* START Task material *

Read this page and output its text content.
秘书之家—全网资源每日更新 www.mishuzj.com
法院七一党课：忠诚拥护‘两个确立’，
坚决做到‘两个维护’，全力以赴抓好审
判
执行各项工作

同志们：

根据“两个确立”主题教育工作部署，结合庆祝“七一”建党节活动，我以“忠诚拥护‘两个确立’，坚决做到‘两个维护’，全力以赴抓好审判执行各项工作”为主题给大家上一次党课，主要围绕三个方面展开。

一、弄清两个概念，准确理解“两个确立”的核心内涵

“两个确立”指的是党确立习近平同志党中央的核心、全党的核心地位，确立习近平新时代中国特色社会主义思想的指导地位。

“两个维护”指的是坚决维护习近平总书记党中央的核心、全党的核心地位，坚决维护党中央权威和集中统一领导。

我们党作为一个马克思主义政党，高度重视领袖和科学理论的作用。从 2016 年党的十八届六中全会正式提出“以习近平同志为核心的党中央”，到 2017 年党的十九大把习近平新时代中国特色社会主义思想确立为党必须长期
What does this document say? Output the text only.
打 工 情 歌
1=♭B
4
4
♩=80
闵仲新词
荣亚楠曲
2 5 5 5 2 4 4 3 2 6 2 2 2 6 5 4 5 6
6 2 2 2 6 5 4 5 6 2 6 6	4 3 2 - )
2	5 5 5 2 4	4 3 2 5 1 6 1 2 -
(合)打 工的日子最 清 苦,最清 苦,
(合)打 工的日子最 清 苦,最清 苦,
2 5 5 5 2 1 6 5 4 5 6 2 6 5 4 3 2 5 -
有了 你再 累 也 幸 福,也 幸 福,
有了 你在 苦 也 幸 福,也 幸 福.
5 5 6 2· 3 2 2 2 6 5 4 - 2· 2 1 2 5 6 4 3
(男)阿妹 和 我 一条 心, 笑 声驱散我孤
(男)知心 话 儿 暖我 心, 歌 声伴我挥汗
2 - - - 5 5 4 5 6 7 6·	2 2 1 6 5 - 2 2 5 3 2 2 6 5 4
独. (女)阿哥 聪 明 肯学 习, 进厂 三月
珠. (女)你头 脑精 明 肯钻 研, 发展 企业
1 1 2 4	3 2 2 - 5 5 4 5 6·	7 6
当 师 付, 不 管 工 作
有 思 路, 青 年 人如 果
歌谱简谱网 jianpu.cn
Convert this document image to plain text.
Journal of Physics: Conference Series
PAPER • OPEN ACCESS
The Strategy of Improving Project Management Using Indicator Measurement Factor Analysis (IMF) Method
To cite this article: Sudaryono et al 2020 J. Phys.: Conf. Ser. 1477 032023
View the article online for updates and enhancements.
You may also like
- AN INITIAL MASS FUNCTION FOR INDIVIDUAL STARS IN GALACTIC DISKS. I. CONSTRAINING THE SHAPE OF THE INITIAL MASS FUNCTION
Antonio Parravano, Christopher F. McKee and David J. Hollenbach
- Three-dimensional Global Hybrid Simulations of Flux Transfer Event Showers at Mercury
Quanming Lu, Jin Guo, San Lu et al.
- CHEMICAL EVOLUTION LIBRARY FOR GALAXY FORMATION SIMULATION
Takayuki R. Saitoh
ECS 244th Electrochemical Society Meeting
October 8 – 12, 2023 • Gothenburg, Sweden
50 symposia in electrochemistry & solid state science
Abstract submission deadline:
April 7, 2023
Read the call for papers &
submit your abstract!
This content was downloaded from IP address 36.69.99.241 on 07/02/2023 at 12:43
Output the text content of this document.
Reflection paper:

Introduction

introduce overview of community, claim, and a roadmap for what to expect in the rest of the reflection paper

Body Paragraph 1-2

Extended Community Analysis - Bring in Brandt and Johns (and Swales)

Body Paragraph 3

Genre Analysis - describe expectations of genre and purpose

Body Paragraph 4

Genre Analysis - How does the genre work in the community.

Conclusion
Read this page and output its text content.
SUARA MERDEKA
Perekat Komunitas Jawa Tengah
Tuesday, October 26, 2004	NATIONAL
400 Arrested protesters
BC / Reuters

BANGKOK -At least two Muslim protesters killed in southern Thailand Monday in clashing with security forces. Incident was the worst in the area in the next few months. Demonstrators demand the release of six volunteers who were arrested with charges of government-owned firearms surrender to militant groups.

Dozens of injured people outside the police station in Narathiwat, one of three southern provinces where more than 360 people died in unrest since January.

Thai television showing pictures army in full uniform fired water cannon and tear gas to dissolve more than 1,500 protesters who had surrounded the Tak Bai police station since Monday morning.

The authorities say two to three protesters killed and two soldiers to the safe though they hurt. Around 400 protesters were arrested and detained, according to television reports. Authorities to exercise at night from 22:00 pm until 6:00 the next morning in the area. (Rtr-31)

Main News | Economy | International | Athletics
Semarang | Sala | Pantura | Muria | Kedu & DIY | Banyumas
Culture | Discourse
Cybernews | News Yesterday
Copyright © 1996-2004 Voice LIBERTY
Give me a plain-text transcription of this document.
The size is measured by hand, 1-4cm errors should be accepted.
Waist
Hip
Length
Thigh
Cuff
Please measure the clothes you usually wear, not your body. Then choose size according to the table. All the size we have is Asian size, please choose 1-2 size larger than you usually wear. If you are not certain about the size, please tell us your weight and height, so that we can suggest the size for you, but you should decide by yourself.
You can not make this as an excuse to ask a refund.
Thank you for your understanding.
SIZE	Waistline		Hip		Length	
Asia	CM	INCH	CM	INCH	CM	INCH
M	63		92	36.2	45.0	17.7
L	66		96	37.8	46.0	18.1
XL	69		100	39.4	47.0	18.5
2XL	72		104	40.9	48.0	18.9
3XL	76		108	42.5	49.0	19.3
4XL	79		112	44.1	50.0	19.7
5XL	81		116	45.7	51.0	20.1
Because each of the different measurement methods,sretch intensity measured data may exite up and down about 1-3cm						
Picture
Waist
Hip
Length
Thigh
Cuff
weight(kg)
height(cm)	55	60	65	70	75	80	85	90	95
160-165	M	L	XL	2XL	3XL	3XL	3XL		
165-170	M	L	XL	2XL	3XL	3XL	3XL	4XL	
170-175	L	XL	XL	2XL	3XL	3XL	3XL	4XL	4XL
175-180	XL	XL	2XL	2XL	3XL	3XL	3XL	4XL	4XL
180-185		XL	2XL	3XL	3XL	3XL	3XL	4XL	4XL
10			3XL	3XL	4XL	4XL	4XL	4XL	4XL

* END Task material *

Going through the entries above line by line, work out how many lines include the word "Analysis". Only the number is required.

Full output
4